[start]

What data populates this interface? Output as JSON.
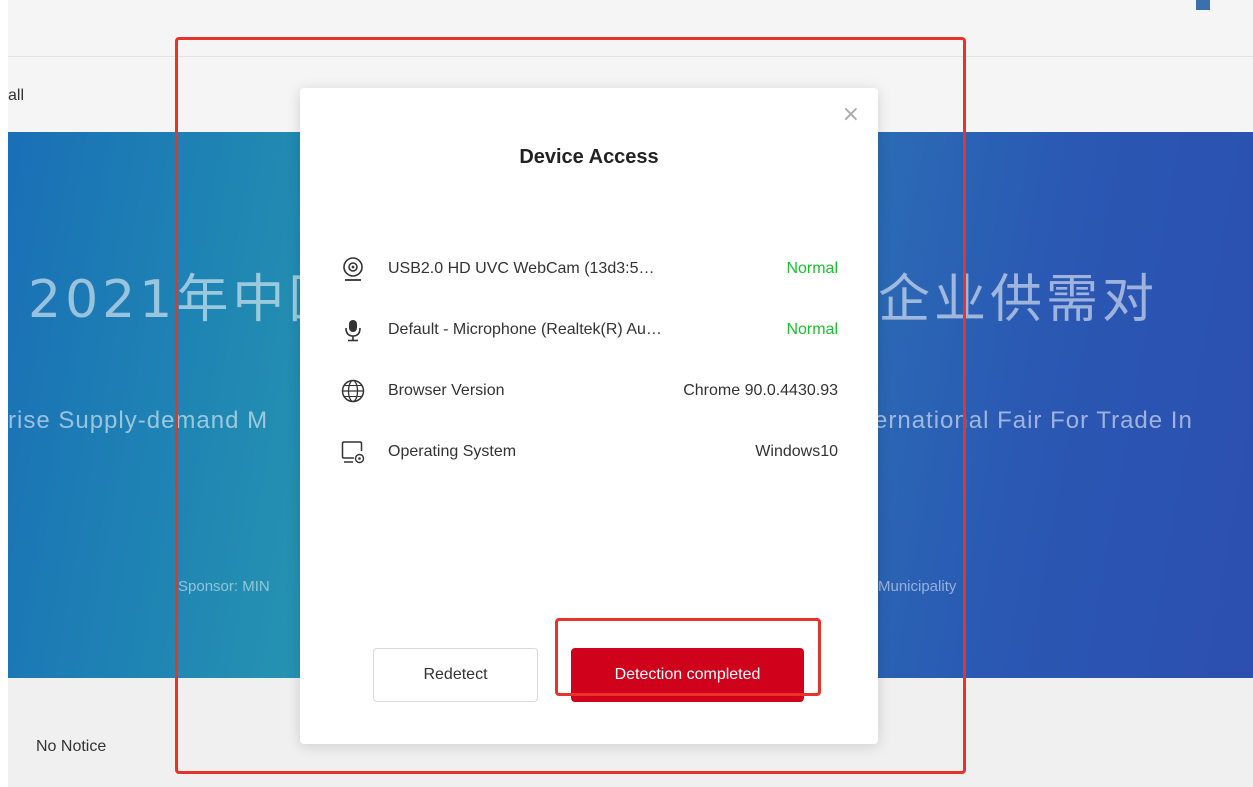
{
  "page": {
    "subbar_text": "all",
    "banner": {
      "cn_title_left": "2021年中国",
      "cn_title_right": "企业供需对",
      "en_left": "rise Supply-demand M",
      "en_right": "ernational Fair For Trade In",
      "sponsor_left": "Sponsor: MIN",
      "sponsor_right": "Municipality"
    },
    "notice": "No Notice"
  },
  "modal": {
    "title": "Device Access",
    "close_glyph": "×",
    "rows": [
      {
        "icon": "webcam-icon",
        "label": "USB2.0 HD UVC WebCam (13d3:5…",
        "value": "Normal",
        "status": "ok"
      },
      {
        "icon": "microphone-icon",
        "label": "Default - Microphone (Realtek(R) Au…",
        "value": "Normal",
        "status": "ok"
      },
      {
        "icon": "globe-icon",
        "label": "Browser Version",
        "value": "Chrome 90.0.4430.93",
        "status": "info"
      },
      {
        "icon": "monitor-settings-icon",
        "label": "Operating System",
        "value": "Windows10",
        "status": "info"
      }
    ],
    "buttons": {
      "redetect": "Redetect",
      "complete": "Detection completed"
    }
  },
  "colors": {
    "primary_red": "#d0021b",
    "status_green": "#1bbf2f",
    "annotation_red": "#e8332b"
  }
}
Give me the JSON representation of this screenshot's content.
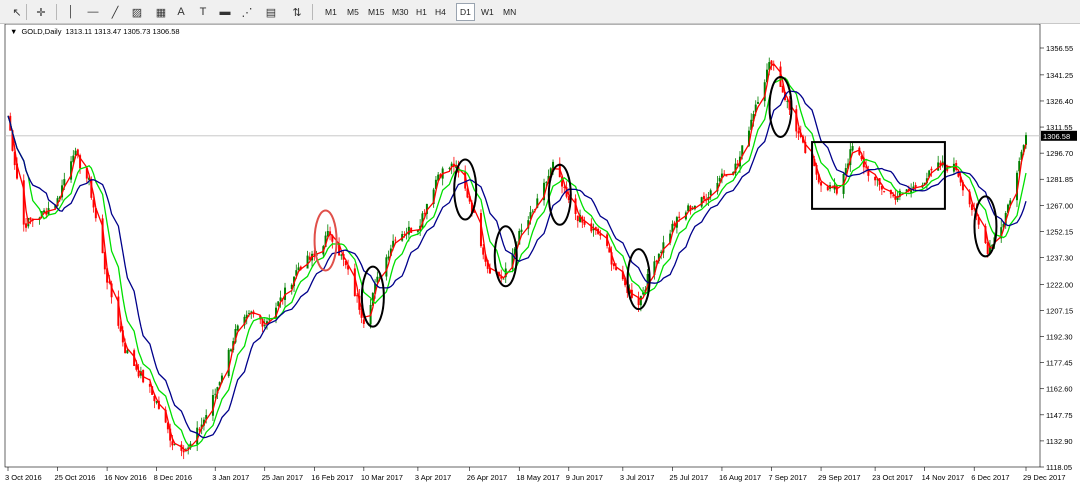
{
  "toolbar": {
    "tools": [
      {
        "name": "cursor-icon",
        "glyph": "↖"
      },
      {
        "name": "crosshair-icon",
        "glyph": "✛"
      },
      {
        "name": "vertical-line-icon",
        "glyph": "│"
      },
      {
        "name": "horizontal-line-icon",
        "glyph": "—"
      },
      {
        "name": "trendline-icon",
        "glyph": "╱"
      },
      {
        "name": "channel-icon",
        "glyph": "▨"
      },
      {
        "name": "fibonacci-icon",
        "glyph": "▦"
      },
      {
        "name": "text-icon",
        "glyph": "A"
      },
      {
        "name": "text-label-icon",
        "glyph": "T"
      },
      {
        "name": "rectangle-icon",
        "glyph": "▬"
      },
      {
        "name": "fan-icon",
        "glyph": "⋰"
      },
      {
        "name": "grid-fib-icon",
        "glyph": "▤"
      },
      {
        "name": "arrows-icon",
        "glyph": "⇅"
      }
    ],
    "timeframes": [
      "M1",
      "M5",
      "M15",
      "M30",
      "H1",
      "H4",
      "D1",
      "W1",
      "MN"
    ],
    "active_timeframe": "D1"
  },
  "chart": {
    "symbol_label": "GOLD,Daily",
    "ohlc": "1313.11 1313.47 1305.73 1306.58",
    "current_price": "1306.58",
    "colors": {
      "bull": "#008000",
      "bear": "#ff0000",
      "ma_fast": "#ff0000",
      "ma_mid": "#00e000",
      "ma_slow": "#00008b",
      "annot": "#000000",
      "annot_red": "#e0504a"
    }
  },
  "chart_data": {
    "type": "candlestick",
    "ylim": [
      1118.05,
      1364.0
    ],
    "y_ticks": [
      "1356.55",
      "1341.25",
      "1326.40",
      "1311.55",
      "1296.70",
      "1281.85",
      "1267.00",
      "1252.15",
      "1237.30",
      "1222.00",
      "1207.15",
      "1192.30",
      "1177.45",
      "1162.60",
      "1147.75",
      "1132.90",
      "1118.05"
    ],
    "x_ticks": [
      "3 Oct 2016",
      "25 Oct 2016",
      "16 Nov 2016",
      "8 Dec 2016",
      "3 Jan 2017",
      "25 Jan 2017",
      "16 Feb 2017",
      "10 Mar 2017",
      "3 Apr 2017",
      "26 Apr 2017",
      "18 May 2017",
      "9 Jun 2017",
      "3 Jul 2017",
      "25 Jul 2017",
      "16 Aug 2017",
      "7 Sep 2017",
      "29 Sep 2017",
      "23 Oct 2017",
      "14 Nov 2017",
      "6 Dec 2017",
      "29 Dec 2017"
    ],
    "close_path": [
      [
        "3 Oct 2016",
        1318
      ],
      [
        "10 Oct 2016",
        1256
      ],
      [
        "18 Oct 2016",
        1262
      ],
      [
        "25 Oct 2016",
        1270
      ],
      [
        "1 Nov 2016",
        1298
      ],
      [
        "8 Nov 2016",
        1280
      ],
      [
        "16 Nov 2016",
        1225
      ],
      [
        "24 Nov 2016",
        1185
      ],
      [
        "1 Dec 2016",
        1170
      ],
      [
        "8 Dec 2016",
        1155
      ],
      [
        "15 Dec 2016",
        1132
      ],
      [
        "22 Dec 2016",
        1128
      ],
      [
        "29 Dec 2016",
        1145
      ],
      [
        "3 Jan 2017",
        1160
      ],
      [
        "12 Jan 2017",
        1195
      ],
      [
        "19 Jan 2017",
        1205
      ],
      [
        "25 Jan 2017",
        1200
      ],
      [
        "2 Feb 2017",
        1215
      ],
      [
        "9 Feb 2017",
        1232
      ],
      [
        "16 Feb 2017",
        1238
      ],
      [
        "23 Feb 2017",
        1252
      ],
      [
        "2 Mar 2017",
        1232
      ],
      [
        "10 Mar 2017",
        1202
      ],
      [
        "17 Mar 2017",
        1228
      ],
      [
        "24 Mar 2017",
        1250
      ],
      [
        "3 Apr 2017",
        1255
      ],
      [
        "12 Apr 2017",
        1285
      ],
      [
        "19 Apr 2017",
        1290
      ],
      [
        "26 Apr 2017",
        1270
      ],
      [
        "4 May 2017",
        1232
      ],
      [
        "11 May 2017",
        1225
      ],
      [
        "18 May 2017",
        1250
      ],
      [
        "25 May 2017",
        1265
      ],
      [
        "2 Jun 2017",
        1290
      ],
      [
        "9 Jun 2017",
        1268
      ],
      [
        "16 Jun 2017",
        1255
      ],
      [
        "23 Jun 2017",
        1250
      ],
      [
        "3 Jul 2017",
        1222
      ],
      [
        "10 Jul 2017",
        1212
      ],
      [
        "17 Jul 2017",
        1235
      ],
      [
        "25 Jul 2017",
        1255
      ],
      [
        "1 Aug 2017",
        1265
      ],
      [
        "8 Aug 2017",
        1270
      ],
      [
        "16 Aug 2017",
        1285
      ],
      [
        "23 Aug 2017",
        1290
      ],
      [
        "31 Aug 2017",
        1325
      ],
      [
        "7 Sep 2017",
        1350
      ],
      [
        "14 Sep 2017",
        1325
      ],
      [
        "21 Sep 2017",
        1300
      ],
      [
        "29 Sep 2017",
        1280
      ],
      [
        "6 Oct 2017",
        1275
      ],
      [
        "13 Oct 2017",
        1300
      ],
      [
        "23 Oct 2017",
        1280
      ],
      [
        "31 Oct 2017",
        1272
      ],
      [
        "7 Nov 2017",
        1275
      ],
      [
        "14 Nov 2017",
        1282
      ],
      [
        "21 Nov 2017",
        1290
      ],
      [
        "28 Nov 2017",
        1288
      ],
      [
        "6 Dec 2017",
        1262
      ],
      [
        "12 Dec 2017",
        1242
      ],
      [
        "19 Dec 2017",
        1258
      ],
      [
        "25 Dec 2017",
        1285
      ],
      [
        "29 Dec 2017",
        1310
      ]
    ],
    "ma_windows": [
      3,
      8,
      14
    ],
    "annotations": [
      {
        "type": "ellipse",
        "date": "21 Feb 2017",
        "price": 1247,
        "color": "annot_red"
      },
      {
        "type": "ellipse",
        "date": "14 Mar 2017",
        "price": 1215,
        "color": "annot"
      },
      {
        "type": "ellipse",
        "date": "24 Apr 2017",
        "price": 1276,
        "color": "annot"
      },
      {
        "type": "ellipse",
        "date": "12 May 2017",
        "price": 1238,
        "color": "annot"
      },
      {
        "type": "ellipse",
        "date": "5 Jun 2017",
        "price": 1273,
        "color": "annot"
      },
      {
        "type": "ellipse",
        "date": "10 Jul 2017",
        "price": 1225,
        "color": "annot"
      },
      {
        "type": "ellipse",
        "date": "11 Sep 2017",
        "price": 1323,
        "color": "annot"
      },
      {
        "type": "ellipse",
        "date": "11 Dec 2017",
        "price": 1255,
        "color": "annot"
      },
      {
        "type": "rect",
        "from_date": "25 Sep 2017",
        "to_date": "23 Nov 2017",
        "from_price": 1265,
        "to_price": 1303,
        "color": "annot"
      }
    ]
  }
}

[end]

*Challenge*: Gather all lines from the records above in which "value" appears.

*Response to this exercise*:
        "value": "Normal",
        "value": "Normal",
        "value": "Chrome 90.0.4430.93",
        "value": "Windows10",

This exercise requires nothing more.